■ Data section ■
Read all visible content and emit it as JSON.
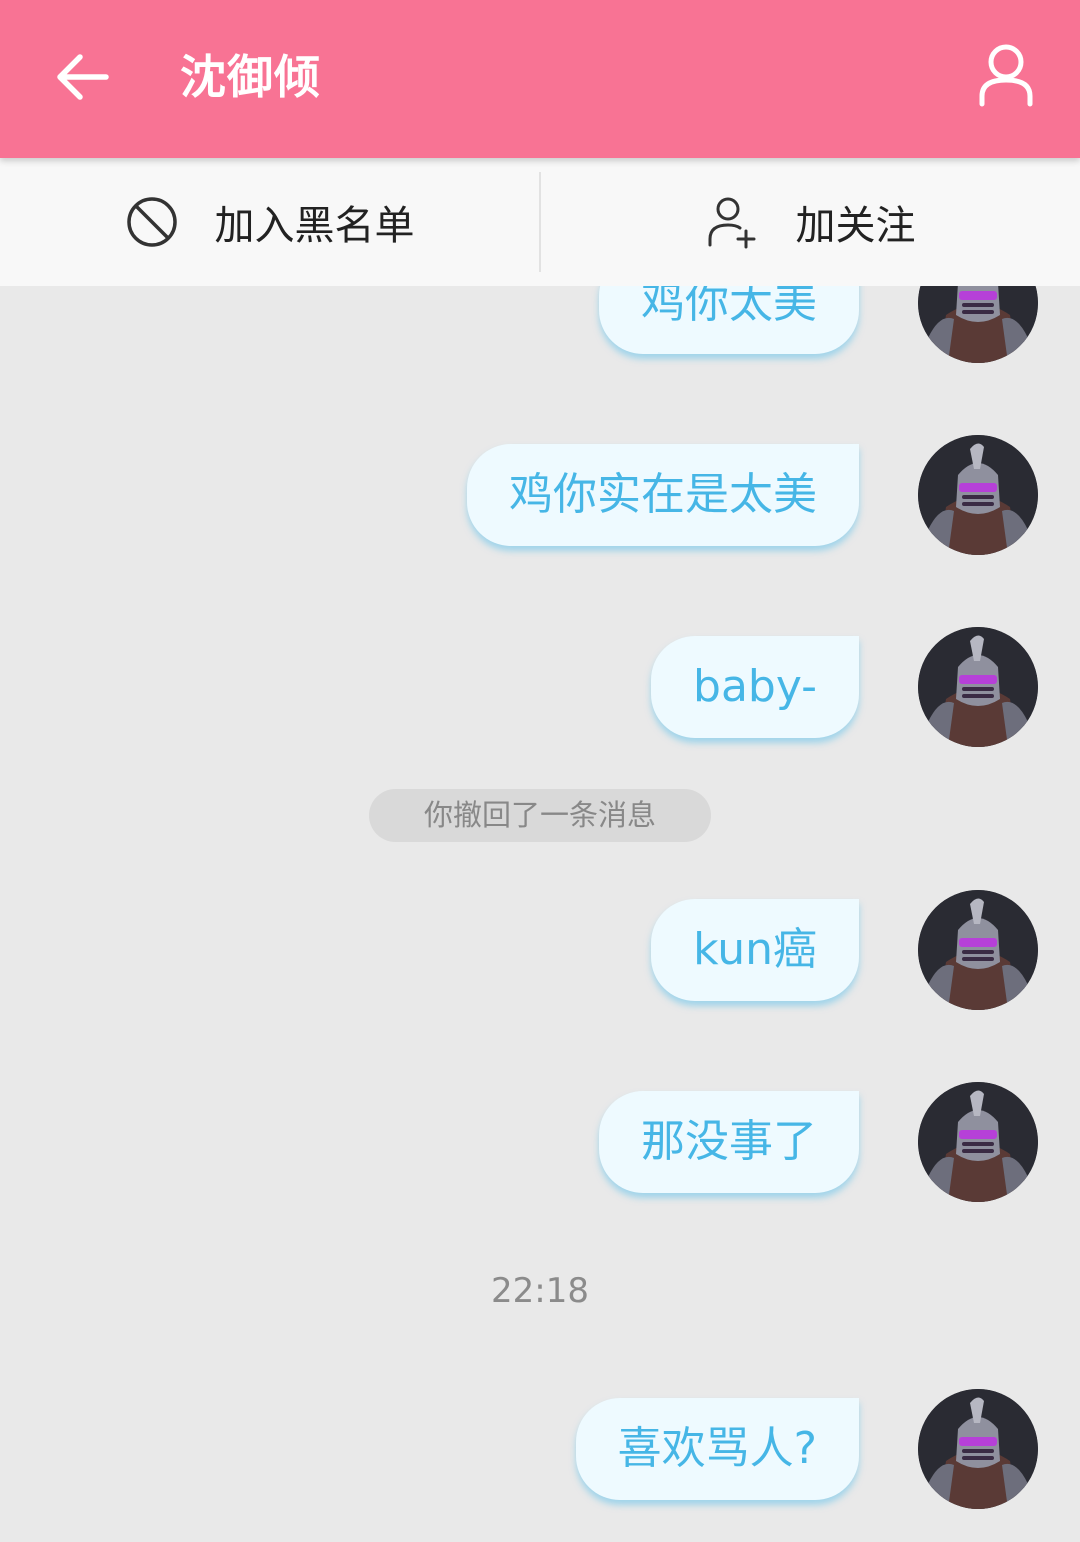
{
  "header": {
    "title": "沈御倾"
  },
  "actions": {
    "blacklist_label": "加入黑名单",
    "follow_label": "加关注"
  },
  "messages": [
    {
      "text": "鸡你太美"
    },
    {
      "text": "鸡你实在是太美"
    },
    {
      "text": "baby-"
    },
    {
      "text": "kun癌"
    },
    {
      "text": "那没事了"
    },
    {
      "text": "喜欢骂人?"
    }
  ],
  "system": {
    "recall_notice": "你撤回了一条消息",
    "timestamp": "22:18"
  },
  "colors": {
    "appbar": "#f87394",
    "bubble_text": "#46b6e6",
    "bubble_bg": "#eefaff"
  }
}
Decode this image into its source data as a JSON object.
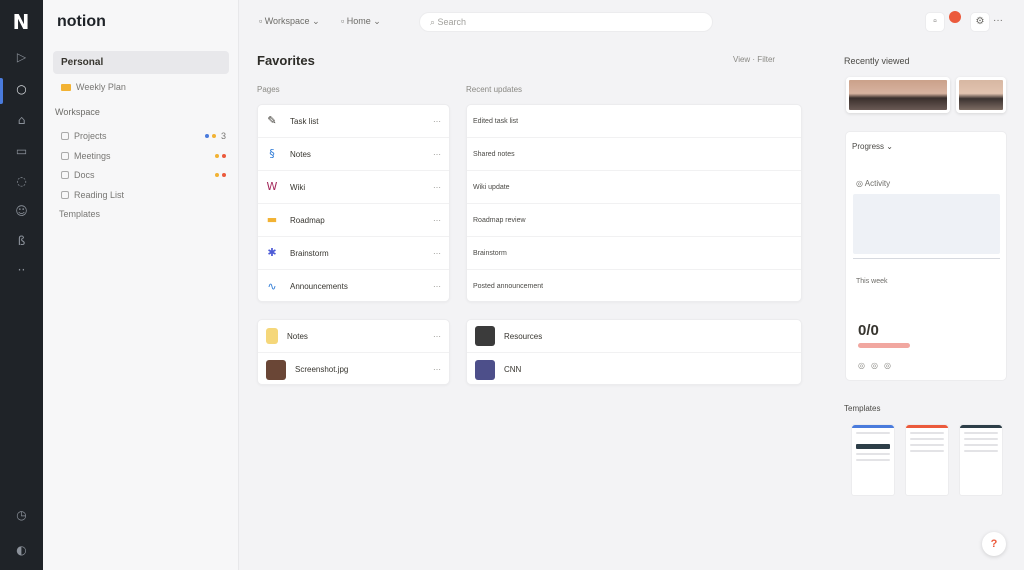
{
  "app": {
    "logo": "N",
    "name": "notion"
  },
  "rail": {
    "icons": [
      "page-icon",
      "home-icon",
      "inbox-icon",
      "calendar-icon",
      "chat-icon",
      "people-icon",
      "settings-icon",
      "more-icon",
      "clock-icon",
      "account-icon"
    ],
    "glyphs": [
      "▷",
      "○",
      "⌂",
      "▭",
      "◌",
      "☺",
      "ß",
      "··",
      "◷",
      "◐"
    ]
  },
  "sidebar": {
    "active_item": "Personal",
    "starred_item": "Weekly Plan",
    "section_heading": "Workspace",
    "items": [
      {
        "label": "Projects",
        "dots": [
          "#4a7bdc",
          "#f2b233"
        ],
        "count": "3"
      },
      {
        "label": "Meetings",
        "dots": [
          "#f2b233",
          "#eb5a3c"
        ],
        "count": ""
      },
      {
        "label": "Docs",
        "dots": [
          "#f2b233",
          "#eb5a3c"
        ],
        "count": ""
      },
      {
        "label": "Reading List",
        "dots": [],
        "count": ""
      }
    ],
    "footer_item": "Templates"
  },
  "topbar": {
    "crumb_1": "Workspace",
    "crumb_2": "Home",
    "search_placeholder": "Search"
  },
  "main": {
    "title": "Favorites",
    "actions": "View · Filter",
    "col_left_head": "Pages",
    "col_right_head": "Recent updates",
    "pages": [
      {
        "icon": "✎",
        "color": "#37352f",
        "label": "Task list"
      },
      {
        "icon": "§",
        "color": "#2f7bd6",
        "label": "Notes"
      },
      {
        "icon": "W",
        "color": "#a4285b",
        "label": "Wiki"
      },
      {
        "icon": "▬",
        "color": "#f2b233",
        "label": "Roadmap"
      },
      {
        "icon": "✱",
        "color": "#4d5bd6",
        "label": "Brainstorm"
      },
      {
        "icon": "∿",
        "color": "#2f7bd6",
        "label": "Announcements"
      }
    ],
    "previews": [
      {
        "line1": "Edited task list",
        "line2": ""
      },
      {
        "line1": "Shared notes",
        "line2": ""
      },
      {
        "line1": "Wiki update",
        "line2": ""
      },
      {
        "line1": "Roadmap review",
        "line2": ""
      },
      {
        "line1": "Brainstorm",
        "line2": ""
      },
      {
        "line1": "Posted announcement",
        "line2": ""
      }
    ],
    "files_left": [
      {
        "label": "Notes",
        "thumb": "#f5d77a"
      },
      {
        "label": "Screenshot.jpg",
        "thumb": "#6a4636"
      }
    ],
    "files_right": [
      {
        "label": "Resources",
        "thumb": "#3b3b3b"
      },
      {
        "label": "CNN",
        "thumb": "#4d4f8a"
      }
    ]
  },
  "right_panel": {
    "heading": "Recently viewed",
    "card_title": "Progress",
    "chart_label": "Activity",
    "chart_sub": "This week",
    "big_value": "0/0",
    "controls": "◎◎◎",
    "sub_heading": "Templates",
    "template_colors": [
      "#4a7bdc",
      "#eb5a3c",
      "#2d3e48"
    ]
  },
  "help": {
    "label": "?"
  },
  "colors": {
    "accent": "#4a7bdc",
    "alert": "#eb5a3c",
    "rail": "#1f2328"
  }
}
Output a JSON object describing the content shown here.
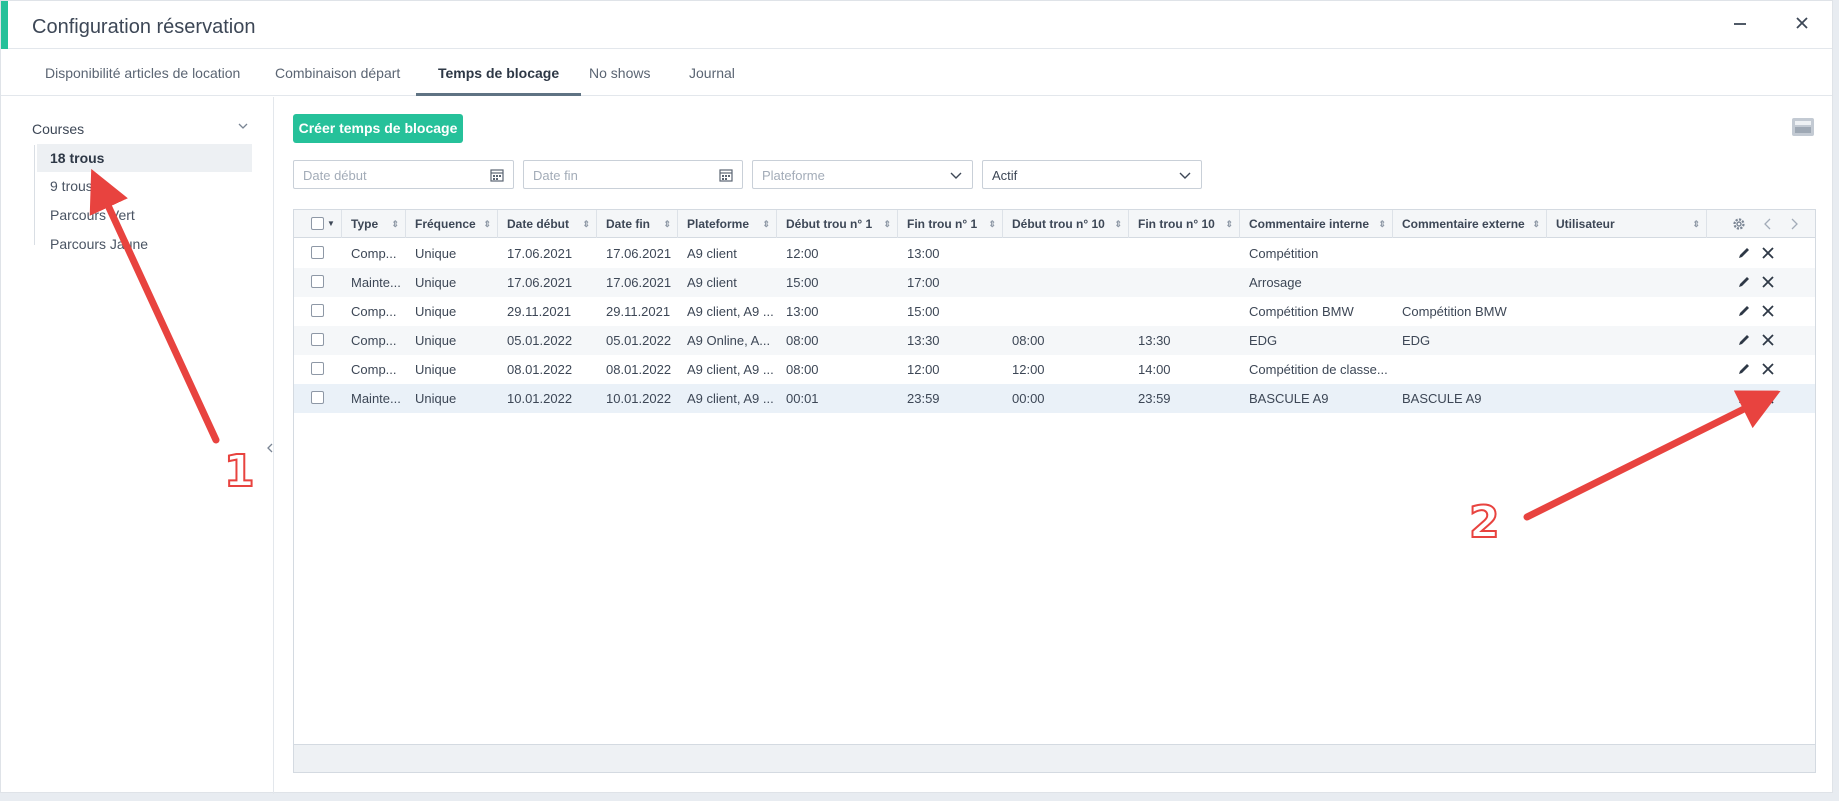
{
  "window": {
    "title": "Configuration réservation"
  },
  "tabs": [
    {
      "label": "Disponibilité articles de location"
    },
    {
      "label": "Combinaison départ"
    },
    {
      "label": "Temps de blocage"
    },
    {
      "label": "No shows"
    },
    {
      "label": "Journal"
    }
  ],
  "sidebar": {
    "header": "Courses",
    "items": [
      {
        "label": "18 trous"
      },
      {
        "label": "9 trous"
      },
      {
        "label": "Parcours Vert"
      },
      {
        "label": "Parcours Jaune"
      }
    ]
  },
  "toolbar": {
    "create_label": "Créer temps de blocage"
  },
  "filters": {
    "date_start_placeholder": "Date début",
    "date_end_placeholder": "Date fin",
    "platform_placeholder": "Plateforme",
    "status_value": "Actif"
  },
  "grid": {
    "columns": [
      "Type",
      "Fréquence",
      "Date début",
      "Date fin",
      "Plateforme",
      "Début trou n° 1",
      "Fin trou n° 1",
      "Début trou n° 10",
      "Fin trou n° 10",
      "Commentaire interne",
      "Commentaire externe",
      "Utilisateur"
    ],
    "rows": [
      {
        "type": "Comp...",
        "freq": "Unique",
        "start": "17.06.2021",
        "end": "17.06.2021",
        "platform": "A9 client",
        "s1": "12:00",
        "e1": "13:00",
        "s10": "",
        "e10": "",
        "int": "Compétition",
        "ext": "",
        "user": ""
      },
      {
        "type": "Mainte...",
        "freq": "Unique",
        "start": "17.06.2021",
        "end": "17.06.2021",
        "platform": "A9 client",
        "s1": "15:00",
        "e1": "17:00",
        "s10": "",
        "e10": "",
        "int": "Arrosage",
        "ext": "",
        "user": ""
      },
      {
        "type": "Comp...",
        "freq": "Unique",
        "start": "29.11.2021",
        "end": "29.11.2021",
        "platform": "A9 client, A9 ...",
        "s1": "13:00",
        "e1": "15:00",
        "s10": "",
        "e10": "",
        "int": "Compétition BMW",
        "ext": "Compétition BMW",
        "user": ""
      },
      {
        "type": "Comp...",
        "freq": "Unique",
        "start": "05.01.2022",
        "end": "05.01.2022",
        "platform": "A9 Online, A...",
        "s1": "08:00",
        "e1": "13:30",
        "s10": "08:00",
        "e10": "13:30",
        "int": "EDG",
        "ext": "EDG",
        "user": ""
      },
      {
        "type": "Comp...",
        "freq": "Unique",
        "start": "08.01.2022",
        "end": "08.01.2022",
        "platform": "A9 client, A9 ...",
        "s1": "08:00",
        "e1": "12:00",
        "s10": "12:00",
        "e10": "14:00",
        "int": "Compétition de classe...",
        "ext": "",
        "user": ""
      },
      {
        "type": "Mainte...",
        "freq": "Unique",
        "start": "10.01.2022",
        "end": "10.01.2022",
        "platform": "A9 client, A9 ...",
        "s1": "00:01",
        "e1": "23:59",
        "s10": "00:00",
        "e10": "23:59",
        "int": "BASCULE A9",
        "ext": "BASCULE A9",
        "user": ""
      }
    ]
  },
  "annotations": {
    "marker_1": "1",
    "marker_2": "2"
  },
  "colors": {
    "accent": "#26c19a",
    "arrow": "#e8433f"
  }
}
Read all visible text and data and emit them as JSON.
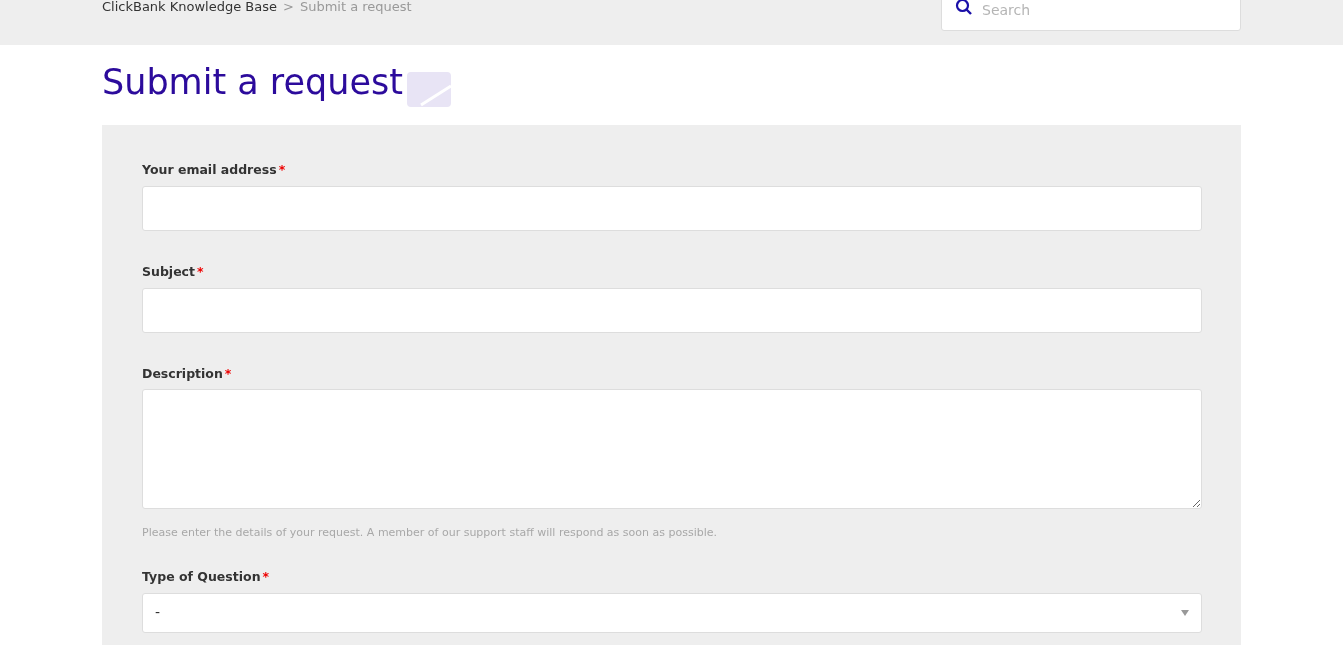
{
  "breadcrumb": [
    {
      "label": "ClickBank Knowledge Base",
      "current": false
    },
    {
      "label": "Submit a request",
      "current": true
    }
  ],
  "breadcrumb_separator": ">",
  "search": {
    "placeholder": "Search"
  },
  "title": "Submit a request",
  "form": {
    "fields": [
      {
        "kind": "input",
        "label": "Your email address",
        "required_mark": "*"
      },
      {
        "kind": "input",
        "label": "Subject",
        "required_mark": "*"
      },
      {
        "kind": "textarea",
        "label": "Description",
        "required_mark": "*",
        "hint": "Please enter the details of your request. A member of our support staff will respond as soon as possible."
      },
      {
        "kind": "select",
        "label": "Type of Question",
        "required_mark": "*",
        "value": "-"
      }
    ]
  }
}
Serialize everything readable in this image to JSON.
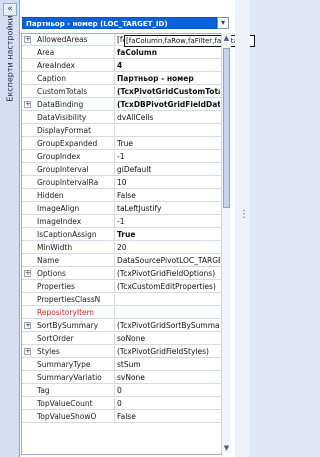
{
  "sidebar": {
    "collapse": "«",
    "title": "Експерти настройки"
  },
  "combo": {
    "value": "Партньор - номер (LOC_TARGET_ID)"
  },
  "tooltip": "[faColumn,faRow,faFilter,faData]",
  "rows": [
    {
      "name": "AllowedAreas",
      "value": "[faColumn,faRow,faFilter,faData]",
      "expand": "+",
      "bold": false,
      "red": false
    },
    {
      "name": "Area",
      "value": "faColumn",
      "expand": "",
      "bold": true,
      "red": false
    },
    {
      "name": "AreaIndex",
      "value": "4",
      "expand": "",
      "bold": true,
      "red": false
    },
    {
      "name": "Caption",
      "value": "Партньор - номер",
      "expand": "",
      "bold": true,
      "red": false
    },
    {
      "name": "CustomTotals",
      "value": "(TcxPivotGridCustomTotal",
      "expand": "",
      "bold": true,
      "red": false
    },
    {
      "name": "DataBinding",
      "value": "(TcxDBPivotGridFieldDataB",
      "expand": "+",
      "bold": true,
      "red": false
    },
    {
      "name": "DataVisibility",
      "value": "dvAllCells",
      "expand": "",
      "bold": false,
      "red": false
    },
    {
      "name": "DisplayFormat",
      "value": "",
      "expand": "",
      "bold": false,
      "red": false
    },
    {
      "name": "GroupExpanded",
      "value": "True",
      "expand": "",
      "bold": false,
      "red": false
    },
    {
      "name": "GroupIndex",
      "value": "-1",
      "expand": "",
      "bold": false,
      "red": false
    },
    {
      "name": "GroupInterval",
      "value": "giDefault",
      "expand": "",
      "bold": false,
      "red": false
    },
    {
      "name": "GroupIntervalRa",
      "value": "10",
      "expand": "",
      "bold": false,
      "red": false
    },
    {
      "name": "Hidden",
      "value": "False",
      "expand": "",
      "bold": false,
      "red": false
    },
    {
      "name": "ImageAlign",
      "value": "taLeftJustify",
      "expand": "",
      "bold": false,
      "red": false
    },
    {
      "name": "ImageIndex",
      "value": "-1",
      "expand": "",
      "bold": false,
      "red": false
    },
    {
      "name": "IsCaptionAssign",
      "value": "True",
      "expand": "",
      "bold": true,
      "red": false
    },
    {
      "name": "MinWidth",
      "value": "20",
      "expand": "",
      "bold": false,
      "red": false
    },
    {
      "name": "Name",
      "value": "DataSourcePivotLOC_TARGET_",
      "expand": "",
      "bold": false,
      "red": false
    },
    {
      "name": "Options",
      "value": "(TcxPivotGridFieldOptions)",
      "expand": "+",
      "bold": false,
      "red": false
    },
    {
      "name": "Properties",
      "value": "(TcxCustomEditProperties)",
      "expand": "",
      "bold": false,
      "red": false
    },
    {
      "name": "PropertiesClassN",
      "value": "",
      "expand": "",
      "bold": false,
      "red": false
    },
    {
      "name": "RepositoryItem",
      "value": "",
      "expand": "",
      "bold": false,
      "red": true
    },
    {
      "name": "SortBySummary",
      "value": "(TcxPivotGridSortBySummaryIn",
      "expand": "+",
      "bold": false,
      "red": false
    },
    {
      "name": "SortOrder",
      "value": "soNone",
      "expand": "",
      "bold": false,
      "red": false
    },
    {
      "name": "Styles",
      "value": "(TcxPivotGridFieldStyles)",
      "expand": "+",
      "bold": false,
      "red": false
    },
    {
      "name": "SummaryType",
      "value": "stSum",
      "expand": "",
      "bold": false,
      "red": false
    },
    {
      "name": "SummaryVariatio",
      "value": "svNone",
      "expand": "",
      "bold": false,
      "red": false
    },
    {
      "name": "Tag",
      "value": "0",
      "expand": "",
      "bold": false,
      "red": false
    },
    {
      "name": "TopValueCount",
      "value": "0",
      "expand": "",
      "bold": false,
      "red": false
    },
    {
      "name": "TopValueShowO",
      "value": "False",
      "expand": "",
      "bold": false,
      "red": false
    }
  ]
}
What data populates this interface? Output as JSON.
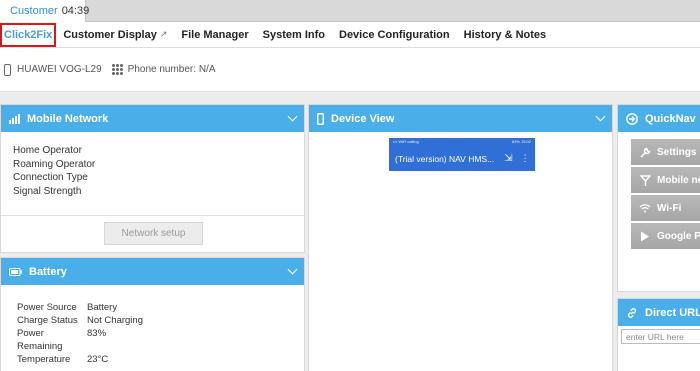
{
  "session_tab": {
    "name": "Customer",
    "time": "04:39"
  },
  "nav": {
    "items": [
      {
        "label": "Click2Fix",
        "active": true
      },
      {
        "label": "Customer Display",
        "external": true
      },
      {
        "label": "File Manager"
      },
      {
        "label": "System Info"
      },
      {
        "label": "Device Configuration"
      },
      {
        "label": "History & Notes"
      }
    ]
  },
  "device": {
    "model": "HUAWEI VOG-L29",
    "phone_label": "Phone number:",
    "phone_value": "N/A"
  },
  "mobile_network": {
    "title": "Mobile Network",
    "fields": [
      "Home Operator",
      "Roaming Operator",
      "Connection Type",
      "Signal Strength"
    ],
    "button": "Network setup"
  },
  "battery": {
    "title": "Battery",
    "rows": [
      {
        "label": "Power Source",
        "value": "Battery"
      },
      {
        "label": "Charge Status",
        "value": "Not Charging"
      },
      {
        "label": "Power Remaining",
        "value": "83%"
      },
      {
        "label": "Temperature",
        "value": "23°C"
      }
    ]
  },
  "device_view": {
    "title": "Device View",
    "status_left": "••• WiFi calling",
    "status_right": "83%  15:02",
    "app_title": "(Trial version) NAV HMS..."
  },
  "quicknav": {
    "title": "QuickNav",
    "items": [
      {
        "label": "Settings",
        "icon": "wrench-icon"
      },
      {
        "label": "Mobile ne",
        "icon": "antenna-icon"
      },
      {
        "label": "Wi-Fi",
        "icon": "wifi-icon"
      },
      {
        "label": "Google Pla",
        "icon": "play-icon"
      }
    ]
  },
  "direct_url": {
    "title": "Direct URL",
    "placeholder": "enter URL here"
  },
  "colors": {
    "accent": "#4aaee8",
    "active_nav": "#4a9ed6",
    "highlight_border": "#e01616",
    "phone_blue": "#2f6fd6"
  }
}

■ Written problem ■
Check each line above for the word "Output" and give the number of lines that have it, nothing else.

■ Reply to the task ■
2